Requirement: The data must be written out once more, precisely as given.

--- Start Data in this exercise ---

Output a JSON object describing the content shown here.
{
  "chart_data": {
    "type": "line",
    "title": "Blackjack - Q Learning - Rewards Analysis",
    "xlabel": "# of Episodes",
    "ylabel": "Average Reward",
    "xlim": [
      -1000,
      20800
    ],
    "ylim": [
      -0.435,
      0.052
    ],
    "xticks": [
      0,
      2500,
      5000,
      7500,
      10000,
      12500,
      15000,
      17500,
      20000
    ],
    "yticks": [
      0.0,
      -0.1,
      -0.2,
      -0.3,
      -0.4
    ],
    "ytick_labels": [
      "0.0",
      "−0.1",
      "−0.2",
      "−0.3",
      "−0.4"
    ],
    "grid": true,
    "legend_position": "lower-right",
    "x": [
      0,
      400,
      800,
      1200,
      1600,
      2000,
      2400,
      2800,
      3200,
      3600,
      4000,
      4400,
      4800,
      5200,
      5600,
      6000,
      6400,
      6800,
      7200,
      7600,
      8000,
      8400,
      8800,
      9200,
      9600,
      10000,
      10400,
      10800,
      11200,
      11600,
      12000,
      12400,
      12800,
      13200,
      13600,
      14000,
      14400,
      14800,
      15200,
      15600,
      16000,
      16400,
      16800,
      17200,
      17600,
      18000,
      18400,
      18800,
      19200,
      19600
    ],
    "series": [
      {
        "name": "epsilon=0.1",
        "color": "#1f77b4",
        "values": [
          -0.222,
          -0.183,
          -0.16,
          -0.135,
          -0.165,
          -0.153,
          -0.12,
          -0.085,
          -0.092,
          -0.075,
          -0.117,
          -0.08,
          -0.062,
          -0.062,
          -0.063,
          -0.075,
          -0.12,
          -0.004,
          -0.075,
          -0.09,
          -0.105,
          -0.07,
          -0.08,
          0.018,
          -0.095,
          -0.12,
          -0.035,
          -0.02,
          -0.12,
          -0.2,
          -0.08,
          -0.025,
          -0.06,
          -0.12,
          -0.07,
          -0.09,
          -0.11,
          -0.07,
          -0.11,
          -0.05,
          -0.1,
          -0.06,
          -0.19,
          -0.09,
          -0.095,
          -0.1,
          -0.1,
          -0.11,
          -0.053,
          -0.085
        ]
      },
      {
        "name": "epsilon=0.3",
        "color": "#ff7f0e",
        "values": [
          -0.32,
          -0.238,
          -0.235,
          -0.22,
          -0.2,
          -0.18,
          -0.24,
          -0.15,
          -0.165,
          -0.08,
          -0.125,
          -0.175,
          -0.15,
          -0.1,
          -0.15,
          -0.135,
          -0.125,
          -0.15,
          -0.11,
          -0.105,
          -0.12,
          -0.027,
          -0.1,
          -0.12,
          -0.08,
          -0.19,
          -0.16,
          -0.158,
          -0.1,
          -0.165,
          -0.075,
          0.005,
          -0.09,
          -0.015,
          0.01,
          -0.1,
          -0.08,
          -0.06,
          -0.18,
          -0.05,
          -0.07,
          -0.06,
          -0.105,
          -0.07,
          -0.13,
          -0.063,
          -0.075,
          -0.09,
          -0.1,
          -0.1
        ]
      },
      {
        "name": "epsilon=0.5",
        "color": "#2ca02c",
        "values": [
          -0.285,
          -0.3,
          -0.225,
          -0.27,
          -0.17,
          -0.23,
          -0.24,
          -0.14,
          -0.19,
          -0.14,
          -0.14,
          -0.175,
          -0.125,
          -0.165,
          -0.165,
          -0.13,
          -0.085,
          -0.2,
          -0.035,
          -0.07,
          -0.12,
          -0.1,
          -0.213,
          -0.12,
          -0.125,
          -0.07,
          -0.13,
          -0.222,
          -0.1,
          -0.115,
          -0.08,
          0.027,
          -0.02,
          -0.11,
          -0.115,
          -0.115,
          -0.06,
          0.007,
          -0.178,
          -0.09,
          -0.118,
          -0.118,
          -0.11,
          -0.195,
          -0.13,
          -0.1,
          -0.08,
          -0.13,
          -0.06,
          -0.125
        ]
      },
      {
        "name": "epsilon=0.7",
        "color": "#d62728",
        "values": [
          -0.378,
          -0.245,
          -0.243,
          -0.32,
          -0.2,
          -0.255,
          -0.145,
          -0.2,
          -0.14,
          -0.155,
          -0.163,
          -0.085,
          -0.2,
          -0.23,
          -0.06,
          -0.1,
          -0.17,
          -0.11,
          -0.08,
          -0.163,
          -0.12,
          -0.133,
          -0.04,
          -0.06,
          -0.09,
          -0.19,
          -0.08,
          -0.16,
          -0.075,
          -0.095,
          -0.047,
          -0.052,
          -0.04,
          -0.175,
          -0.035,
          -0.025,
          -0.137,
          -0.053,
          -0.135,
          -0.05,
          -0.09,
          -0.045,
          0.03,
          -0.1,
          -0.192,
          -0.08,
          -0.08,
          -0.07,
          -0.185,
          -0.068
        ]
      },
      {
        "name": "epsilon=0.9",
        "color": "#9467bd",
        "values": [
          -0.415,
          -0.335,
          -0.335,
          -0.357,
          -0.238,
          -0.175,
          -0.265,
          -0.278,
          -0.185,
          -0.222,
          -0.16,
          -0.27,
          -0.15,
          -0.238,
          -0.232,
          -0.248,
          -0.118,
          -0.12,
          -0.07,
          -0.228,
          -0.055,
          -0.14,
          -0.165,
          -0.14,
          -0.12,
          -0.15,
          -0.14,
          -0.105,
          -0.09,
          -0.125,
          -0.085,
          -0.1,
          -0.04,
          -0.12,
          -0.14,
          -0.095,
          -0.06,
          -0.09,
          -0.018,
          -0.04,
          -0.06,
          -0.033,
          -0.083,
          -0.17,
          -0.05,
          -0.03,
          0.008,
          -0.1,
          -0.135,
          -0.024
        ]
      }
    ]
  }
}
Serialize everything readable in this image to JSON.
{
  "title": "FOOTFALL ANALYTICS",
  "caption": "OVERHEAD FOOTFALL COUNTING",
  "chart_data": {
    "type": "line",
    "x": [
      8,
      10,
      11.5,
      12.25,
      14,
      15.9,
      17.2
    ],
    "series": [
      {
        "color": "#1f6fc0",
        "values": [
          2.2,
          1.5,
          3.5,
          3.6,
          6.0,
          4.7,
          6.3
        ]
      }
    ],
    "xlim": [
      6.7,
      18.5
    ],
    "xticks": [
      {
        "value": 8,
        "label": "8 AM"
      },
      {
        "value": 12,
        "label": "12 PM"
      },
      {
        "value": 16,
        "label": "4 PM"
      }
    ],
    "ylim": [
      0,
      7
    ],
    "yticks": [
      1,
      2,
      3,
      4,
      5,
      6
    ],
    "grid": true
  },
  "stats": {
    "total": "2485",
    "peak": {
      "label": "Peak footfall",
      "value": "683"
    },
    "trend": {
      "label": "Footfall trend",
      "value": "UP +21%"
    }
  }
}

--- End Data in this exercise ---

Result of the exercise:
Output a JSON object describing the content shown here.
{
  "chart_data": {
    "type": "line",
    "title": "Blackjack - Q Learning - Rewards Analysis",
    "xlabel": "# of Episodes",
    "ylabel": "Average Reward",
    "xlim": [
      -1000,
      20800
    ],
    "ylim": [
      -0.435,
      0.052
    ],
    "xticks": [
      0,
      2500,
      5000,
      7500,
      10000,
      12500,
      15000,
      17500,
      20000
    ],
    "yticks": [
      0.0,
      -0.1,
      -0.2,
      -0.3,
      -0.4
    ],
    "ytick_labels": [
      "0.0",
      "−0.1",
      "−0.2",
      "−0.3",
      "−0.4"
    ],
    "grid": true,
    "legend_position": "lower-right",
    "x": [
      0,
      400,
      800,
      1200,
      1600,
      2000,
      2400,
      2800,
      3200,
      3600,
      4000,
      4400,
      4800,
      5200,
      5600,
      6000,
      6400,
      6800,
      7200,
      7600,
      8000,
      8400,
      8800,
      9200,
      9600,
      10000,
      10400,
      10800,
      11200,
      11600,
      12000,
      12400,
      12800,
      13200,
      13600,
      14000,
      14400,
      14800,
      15200,
      15600,
      16000,
      16400,
      16800,
      17200,
      17600,
      18000,
      18400,
      18800,
      19200,
      19600
    ],
    "series": [
      {
        "name": "epsilon=0.1",
        "color": "#1f77b4",
        "values": [
          -0.222,
          -0.183,
          -0.16,
          -0.135,
          -0.165,
          -0.153,
          -0.12,
          -0.085,
          -0.092,
          -0.075,
          -0.117,
          -0.08,
          -0.062,
          -0.062,
          -0.063,
          -0.075,
          -0.12,
          -0.004,
          -0.075,
          -0.09,
          -0.105,
          -0.07,
          -0.08,
          0.018,
          -0.095,
          -0.12,
          -0.035,
          -0.02,
          -0.12,
          -0.2,
          -0.08,
          -0.025,
          -0.06,
          -0.12,
          -0.07,
          -0.09,
          -0.11,
          -0.07,
          -0.11,
          -0.05,
          -0.1,
          -0.06,
          -0.19,
          -0.09,
          -0.095,
          -0.1,
          -0.1,
          -0.11,
          -0.053,
          -0.085
        ]
      },
      {
        "name": "epsilon=0.3",
        "color": "#ff7f0e",
        "values": [
          -0.32,
          -0.238,
          -0.235,
          -0.22,
          -0.2,
          -0.18,
          -0.24,
          -0.15,
          -0.165,
          -0.08,
          -0.125,
          -0.175,
          -0.15,
          -0.1,
          -0.15,
          -0.135,
          -0.125,
          -0.15,
          -0.11,
          -0.105,
          -0.12,
          -0.027,
          -0.1,
          -0.12,
          -0.08,
          -0.19,
          -0.16,
          -0.158,
          -0.1,
          -0.165,
          -0.075,
          0.005,
          -0.09,
          -0.015,
          0.01,
          -0.1,
          -0.08,
          -0.06,
          -0.18,
          -0.05,
          -0.07,
          -0.06,
          -0.105,
          -0.07,
          -0.13,
          -0.063,
          -0.075,
          -0.09,
          -0.1,
          -0.1
        ]
      },
      {
        "name": "epsilon=0.5",
        "color": "#2ca02c",
        "values": [
          -0.285,
          -0.3,
          -0.225,
          -0.27,
          -0.17,
          -0.23,
          -0.24,
          -0.14,
          -0.19,
          -0.14,
          -0.14,
          -0.175,
          -0.125,
          -0.165,
          -0.165,
          -0.13,
          -0.085,
          -0.2,
          -0.035,
          -0.07,
          -0.12,
          -0.1,
          -0.213,
          -0.12,
          -0.125,
          -0.07,
          -0.13,
          -0.222,
          -0.1,
          -0.115,
          -0.08,
          0.027,
          -0.02,
          -0.11,
          -0.115,
          -0.115,
          -0.06,
          0.007,
          -0.178,
          -0.09,
          -0.118,
          -0.118,
          -0.11,
          -0.195,
          -0.13,
          -0.1,
          -0.08,
          -0.13,
          -0.06,
          -0.125
        ]
      },
      {
        "name": "epsilon=0.7",
        "color": "#d62728",
        "values": [
          -0.378,
          -0.245,
          -0.243,
          -0.32,
          -0.2,
          -0.255,
          -0.145,
          -0.2,
          -0.14,
          -0.155,
          -0.163,
          -0.085,
          -0.2,
          -0.23,
          -0.06,
          -0.1,
          -0.17,
          -0.11,
          -0.08,
          -0.163,
          -0.12,
          -0.133,
          -0.04,
          -0.06,
          -0.09,
          -0.19,
          -0.08,
          -0.16,
          -0.075,
          -0.095,
          -0.047,
          -0.052,
          -0.04,
          -0.175,
          -0.035,
          -0.025,
          -0.137,
          -0.053,
          -0.135,
          -0.05,
          -0.09,
          -0.045,
          0.03,
          -0.1,
          -0.192,
          -0.08,
          -0.08,
          -0.07,
          -0.185,
          -0.068
        ]
      },
      {
        "name": "epsilon=0.9",
        "color": "#9467bd",
        "values": [
          -0.415,
          -0.335,
          -0.335,
          -0.357,
          -0.238,
          -0.175,
          -0.265,
          -0.278,
          -0.185,
          -0.222,
          -0.16,
          -0.27,
          -0.15,
          -0.238,
          -0.232,
          -0.248,
          -0.118,
          -0.12,
          -0.07,
          -0.228,
          -0.055,
          -0.14,
          -0.165,
          -0.14,
          -0.12,
          -0.15,
          -0.14,
          -0.105,
          -0.09,
          -0.125,
          -0.085,
          -0.1,
          -0.04,
          -0.12,
          -0.14,
          -0.095,
          -0.06,
          -0.09,
          -0.018,
          -0.04,
          -0.06,
          -0.033,
          -0.083,
          -0.17,
          -0.05,
          -0.03,
          0.008,
          -0.1,
          -0.135,
          -0.024
        ]
      }
    ]
  }
}
Serialize everything readable in this image to JSON.
{
  "title": "FOOTFALL ANALYTICS",
  "caption": "OVERHEAD FOOTFALL COUNTING",
  "chart_data": {
    "type": "line",
    "x": [
      8,
      10,
      11.5,
      12.25,
      14,
      15.9,
      17.2
    ],
    "series": [
      {
        "color": "#1f6fc0",
        "values": [
          2.2,
          1.5,
          3.5,
          3.6,
          6.0,
          4.7,
          6.3
        ]
      }
    ],
    "xlim": [
      6.7,
      18.5
    ],
    "xticks": [
      {
        "value": 8,
        "label": "8 AM"
      },
      {
        "value": 12,
        "label": "12 PM"
      },
      {
        "value": 16,
        "label": "4 PM"
      }
    ],
    "ylim": [
      0,
      7
    ],
    "yticks": [
      1,
      2,
      3,
      4,
      5,
      6
    ],
    "grid": true
  },
  "stats": {
    "total": "2485",
    "peak": {
      "label": "Peak footfall",
      "value": "683"
    },
    "trend": {
      "label": "Footfall trend",
      "value": "UP +21%"
    }
  }
}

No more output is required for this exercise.